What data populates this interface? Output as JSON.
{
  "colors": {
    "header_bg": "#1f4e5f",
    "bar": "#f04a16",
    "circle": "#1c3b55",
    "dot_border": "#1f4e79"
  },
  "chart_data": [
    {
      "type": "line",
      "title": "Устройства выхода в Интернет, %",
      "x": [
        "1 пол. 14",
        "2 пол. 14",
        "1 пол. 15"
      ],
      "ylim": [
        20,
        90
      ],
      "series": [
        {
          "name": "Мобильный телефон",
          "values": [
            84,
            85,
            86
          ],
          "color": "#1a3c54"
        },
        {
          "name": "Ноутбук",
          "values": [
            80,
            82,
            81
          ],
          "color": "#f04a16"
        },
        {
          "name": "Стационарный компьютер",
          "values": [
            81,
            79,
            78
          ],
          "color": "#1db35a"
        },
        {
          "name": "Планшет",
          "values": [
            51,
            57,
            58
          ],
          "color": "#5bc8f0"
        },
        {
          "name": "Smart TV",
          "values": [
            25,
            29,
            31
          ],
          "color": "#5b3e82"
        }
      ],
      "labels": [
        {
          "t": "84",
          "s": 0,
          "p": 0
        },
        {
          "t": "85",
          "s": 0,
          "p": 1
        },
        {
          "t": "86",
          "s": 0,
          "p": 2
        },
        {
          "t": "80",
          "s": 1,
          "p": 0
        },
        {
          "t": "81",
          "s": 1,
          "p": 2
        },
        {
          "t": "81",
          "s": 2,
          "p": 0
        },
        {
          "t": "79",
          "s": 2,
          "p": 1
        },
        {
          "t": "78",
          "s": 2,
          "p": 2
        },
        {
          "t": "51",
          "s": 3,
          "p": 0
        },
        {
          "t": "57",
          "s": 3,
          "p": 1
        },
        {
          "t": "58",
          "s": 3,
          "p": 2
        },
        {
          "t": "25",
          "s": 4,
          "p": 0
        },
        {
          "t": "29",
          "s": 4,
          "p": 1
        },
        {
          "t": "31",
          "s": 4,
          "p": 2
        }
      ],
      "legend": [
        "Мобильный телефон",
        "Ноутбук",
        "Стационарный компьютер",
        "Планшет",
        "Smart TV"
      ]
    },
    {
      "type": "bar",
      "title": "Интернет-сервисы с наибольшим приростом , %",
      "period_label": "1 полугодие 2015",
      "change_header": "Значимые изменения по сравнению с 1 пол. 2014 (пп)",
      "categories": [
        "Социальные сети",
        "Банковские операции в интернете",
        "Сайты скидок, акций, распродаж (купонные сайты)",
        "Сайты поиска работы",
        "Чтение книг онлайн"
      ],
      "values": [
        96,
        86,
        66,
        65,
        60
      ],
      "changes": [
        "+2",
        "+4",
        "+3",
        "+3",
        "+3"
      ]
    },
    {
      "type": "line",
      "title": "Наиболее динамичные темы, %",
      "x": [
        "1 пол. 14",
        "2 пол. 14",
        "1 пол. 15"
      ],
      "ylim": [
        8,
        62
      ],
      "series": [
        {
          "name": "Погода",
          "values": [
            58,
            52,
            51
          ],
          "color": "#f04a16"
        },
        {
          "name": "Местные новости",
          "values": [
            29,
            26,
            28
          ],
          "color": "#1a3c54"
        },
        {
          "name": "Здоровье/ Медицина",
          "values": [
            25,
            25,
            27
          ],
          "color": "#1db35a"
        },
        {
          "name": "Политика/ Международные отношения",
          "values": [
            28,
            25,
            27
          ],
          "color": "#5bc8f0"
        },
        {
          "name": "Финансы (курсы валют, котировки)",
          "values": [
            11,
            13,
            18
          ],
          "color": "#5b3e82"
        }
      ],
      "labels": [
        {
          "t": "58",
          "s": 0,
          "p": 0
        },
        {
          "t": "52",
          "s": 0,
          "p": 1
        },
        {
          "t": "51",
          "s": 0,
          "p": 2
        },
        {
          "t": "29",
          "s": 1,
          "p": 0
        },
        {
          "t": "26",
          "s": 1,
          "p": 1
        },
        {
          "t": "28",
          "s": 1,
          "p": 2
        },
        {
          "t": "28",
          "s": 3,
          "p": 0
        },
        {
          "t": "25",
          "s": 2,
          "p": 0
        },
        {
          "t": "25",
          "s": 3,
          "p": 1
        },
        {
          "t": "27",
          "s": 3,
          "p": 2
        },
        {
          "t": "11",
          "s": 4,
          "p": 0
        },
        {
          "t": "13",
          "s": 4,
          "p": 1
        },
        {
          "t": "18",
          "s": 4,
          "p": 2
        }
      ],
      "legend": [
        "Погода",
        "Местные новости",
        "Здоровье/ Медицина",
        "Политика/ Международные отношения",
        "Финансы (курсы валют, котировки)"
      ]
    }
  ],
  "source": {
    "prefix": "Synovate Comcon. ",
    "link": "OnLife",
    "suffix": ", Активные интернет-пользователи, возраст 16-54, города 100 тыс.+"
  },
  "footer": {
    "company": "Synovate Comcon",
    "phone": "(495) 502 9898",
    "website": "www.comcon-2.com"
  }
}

═══

- [Task objective]: Write out all of the records above exactly as they appear.

- [Worked answer]:
What data populates this interface? Output as JSON.
{
  "colors": {
    "header_bg": "#1f4e5f",
    "bar": "#f04a16",
    "circle": "#1c3b55",
    "dot_border": "#1f4e79"
  },
  "chart_data": [
    {
      "type": "line",
      "title": "Устройства выхода в Интернет, %",
      "x": [
        "1 пол. 14",
        "2 пол. 14",
        "1 пол. 15"
      ],
      "ylim": [
        20,
        90
      ],
      "series": [
        {
          "name": "Мобильный телефон",
          "values": [
            84,
            85,
            86
          ],
          "color": "#1a3c54"
        },
        {
          "name": "Ноутбук",
          "values": [
            80,
            82,
            81
          ],
          "color": "#f04a16"
        },
        {
          "name": "Стационарный компьютер",
          "values": [
            81,
            79,
            78
          ],
          "color": "#1db35a"
        },
        {
          "name": "Планшет",
          "values": [
            51,
            57,
            58
          ],
          "color": "#5bc8f0"
        },
        {
          "name": "Smart TV",
          "values": [
            25,
            29,
            31
          ],
          "color": "#5b3e82"
        }
      ],
      "labels": [
        {
          "t": "84",
          "s": 0,
          "p": 0
        },
        {
          "t": "85",
          "s": 0,
          "p": 1
        },
        {
          "t": "86",
          "s": 0,
          "p": 2
        },
        {
          "t": "80",
          "s": 1,
          "p": 0
        },
        {
          "t": "81",
          "s": 1,
          "p": 2
        },
        {
          "t": "81",
          "s": 2,
          "p": 0
        },
        {
          "t": "79",
          "s": 2,
          "p": 1
        },
        {
          "t": "78",
          "s": 2,
          "p": 2
        },
        {
          "t": "51",
          "s": 3,
          "p": 0
        },
        {
          "t": "57",
          "s": 3,
          "p": 1
        },
        {
          "t": "58",
          "s": 3,
          "p": 2
        },
        {
          "t": "25",
          "s": 4,
          "p": 0
        },
        {
          "t": "29",
          "s": 4,
          "p": 1
        },
        {
          "t": "31",
          "s": 4,
          "p": 2
        }
      ],
      "legend": [
        "Мобильный телефон",
        "Ноутбук",
        "Стационарный компьютер",
        "Планшет",
        "Smart TV"
      ]
    },
    {
      "type": "bar",
      "title": "Интернет-сервисы с наибольшим приростом , %",
      "period_label": "1 полугодие 2015",
      "change_header": "Значимые изменения по сравнению с 1 пол. 2014 (пп)",
      "categories": [
        "Социальные сети",
        "Банковские операции в интернете",
        "Сайты скидок, акций, распродаж (купонные сайты)",
        "Сайты поиска работы",
        "Чтение книг онлайн"
      ],
      "values": [
        96,
        86,
        66,
        65,
        60
      ],
      "changes": [
        "+2",
        "+4",
        "+3",
        "+3",
        "+3"
      ]
    },
    {
      "type": "line",
      "title": "Наиболее динамичные темы, %",
      "x": [
        "1 пол. 14",
        "2 пол. 14",
        "1 пол. 15"
      ],
      "ylim": [
        8,
        62
      ],
      "series": [
        {
          "name": "Погода",
          "values": [
            58,
            52,
            51
          ],
          "color": "#f04a16"
        },
        {
          "name": "Местные новости",
          "values": [
            29,
            26,
            28
          ],
          "color": "#1a3c54"
        },
        {
          "name": "Здоровье/ Медицина",
          "values": [
            25,
            25,
            27
          ],
          "color": "#1db35a"
        },
        {
          "name": "Политика/ Международные отношения",
          "values": [
            28,
            25,
            27
          ],
          "color": "#5bc8f0"
        },
        {
          "name": "Финансы (курсы валют, котировки)",
          "values": [
            11,
            13,
            18
          ],
          "color": "#5b3e82"
        }
      ],
      "labels": [
        {
          "t": "58",
          "s": 0,
          "p": 0
        },
        {
          "t": "52",
          "s": 0,
          "p": 1
        },
        {
          "t": "51",
          "s": 0,
          "p": 2
        },
        {
          "t": "29",
          "s": 1,
          "p": 0
        },
        {
          "t": "26",
          "s": 1,
          "p": 1
        },
        {
          "t": "28",
          "s": 1,
          "p": 2
        },
        {
          "t": "28",
          "s": 3,
          "p": 0
        },
        {
          "t": "25",
          "s": 2,
          "p": 0
        },
        {
          "t": "25",
          "s": 3,
          "p": 1
        },
        {
          "t": "27",
          "s": 3,
          "p": 2
        },
        {
          "t": "11",
          "s": 4,
          "p": 0
        },
        {
          "t": "13",
          "s": 4,
          "p": 1
        },
        {
          "t": "18",
          "s": 4,
          "p": 2
        }
      ],
      "legend": [
        "Погода",
        "Местные новости",
        "Здоровье/ Медицина",
        "Политика/ Международные отношения",
        "Финансы (курсы валют, котировки)"
      ]
    }
  ],
  "source": {
    "prefix": "Synovate Comcon. ",
    "link": "OnLife",
    "suffix": ", Активные интернет-пользователи, возраст 16-54, города 100 тыс.+"
  },
  "footer": {
    "company": "Synovate Comcon",
    "phone": "(495) 502 9898",
    "website": "www.comcon-2.com"
  }
}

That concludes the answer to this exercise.